**GIVEN TASK:** Identify the lines that contain the word "name", then copy them.

**RAW DATA:**
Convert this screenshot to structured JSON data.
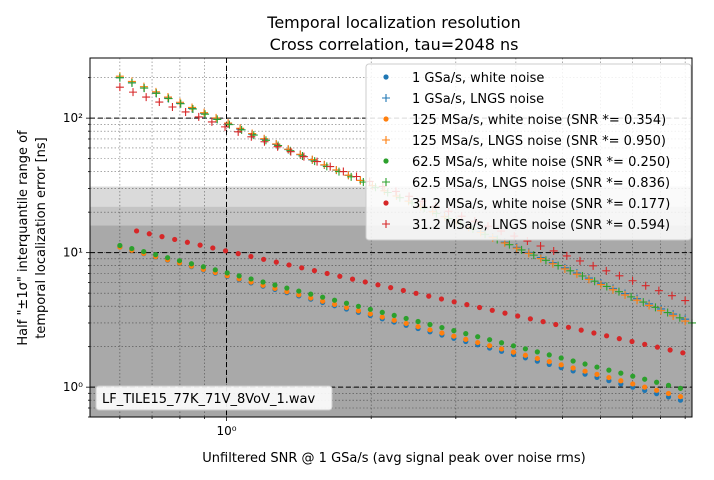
{
  "chart_data": {
    "type": "scatter",
    "title_lines": [
      "Temporal localization resolution",
      "Cross correlation, tau=2048 ns"
    ],
    "xlabel": "Unfiltered SNR @ 1 GSa/s (avg signal peak over noise rms)",
    "ylabel_lines": [
      "Half \"±1σ\" interquantile range of",
      "temporal localization error [ns]"
    ],
    "x_scale": "log",
    "y_scale": "log",
    "xlim": [
      0.52,
      9.3
    ],
    "ylim": [
      0.6,
      280
    ],
    "x_tick_labels": [
      {
        "value": 1,
        "label": "10⁰"
      }
    ],
    "y_tick_labels": [
      {
        "value": 1,
        "label": "10⁰"
      },
      {
        "value": 10,
        "label": "10¹"
      },
      {
        "value": 100,
        "label": "10²"
      }
    ],
    "grid": true,
    "reference_lines": {
      "vertical_dashed_x": 1,
      "horizontal_dashed_y": [
        1,
        10,
        100
      ]
    },
    "shaded_bands": [
      {
        "y_from": 0.6,
        "y_to": 1.0,
        "color": "#a6a6a6"
      },
      {
        "y_from": 1.0,
        "y_to": 16,
        "color": "#a9a9a9"
      },
      {
        "y_from": 16,
        "y_to": 22,
        "color": "#c4c4c4"
      },
      {
        "y_from": 22,
        "y_to": 31,
        "color": "#dadada"
      }
    ],
    "legend_position": "upper right",
    "annotation": "LF_TILE15_77K_71V_8VoV_1.wav",
    "series": [
      {
        "name": "1 GSa/s, white noise",
        "marker": "dot",
        "color": "#1f77b4",
        "x_start": 0.6,
        "x_end": 8.8,
        "count": 48,
        "y_start": 11.0,
        "y_end": 0.8
      },
      {
        "name": "1 GSa/s, LNGS noise",
        "marker": "plus",
        "color": "#1f77b4",
        "x_start": 0.6,
        "x_end": 9.0,
        "count": 48,
        "y_start": 200,
        "y_end": 3.2
      },
      {
        "name": "125 MSa/s, white noise (SNR *= 0.354)",
        "marker": "dot",
        "color": "#ff7f0e",
        "x_start": 0.6,
        "x_end": 8.8,
        "count": 48,
        "y_start": 11.0,
        "y_end": 0.85
      },
      {
        "name": "125 MSa/s, LNGS noise (SNR *= 0.950)",
        "marker": "plus",
        "color": "#ff7f0e",
        "x_start": 0.6,
        "x_end": 9.0,
        "count": 48,
        "y_start": 205,
        "y_end": 3.1
      },
      {
        "name": "62.5 MSa/s, white noise (SNR *= 0.250)",
        "marker": "dot",
        "color": "#2ca02c",
        "x_start": 0.6,
        "x_end": 8.8,
        "count": 48,
        "y_start": 11.3,
        "y_end": 0.98
      },
      {
        "name": "62.5 MSa/s, LNGS noise (SNR *= 0.836)",
        "marker": "plus",
        "color": "#2ca02c",
        "x_start": 0.6,
        "x_end": 9.3,
        "count": 48,
        "y_start": 200,
        "y_end": 3.0
      },
      {
        "name": "31.2 MSa/s, white noise (SNR *= 0.177)",
        "marker": "dot",
        "color": "#d62728",
        "x_start": 0.65,
        "x_end": 8.9,
        "count": 44,
        "y_start": 14.5,
        "y_end": 1.8
      },
      {
        "name": "31.2 MSa/s, LNGS noise (SNR *= 0.594)",
        "marker": "plus",
        "color": "#d62728",
        "x_start": 0.6,
        "x_end": 9.0,
        "count": 44,
        "y_start": 170,
        "y_end": 4.4
      }
    ]
  }
}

**REPLY:**
        "name": "1 GSa/s, white noise",
        "name": "1 GSa/s, LNGS noise",
        "name": "125 MSa/s, white noise (SNR *= 0.354)",
        "name": "125 MSa/s, LNGS noise (SNR *= 0.950)",
        "name": "62.5 MSa/s, white noise (SNR *= 0.250)",
        "name": "62.5 MSa/s, LNGS noise (SNR *= 0.836)",
        "name": "31.2 MSa/s, white noise (SNR *= 0.177)",
        "name": "31.2 MSa/s, LNGS noise (SNR *= 0.594)",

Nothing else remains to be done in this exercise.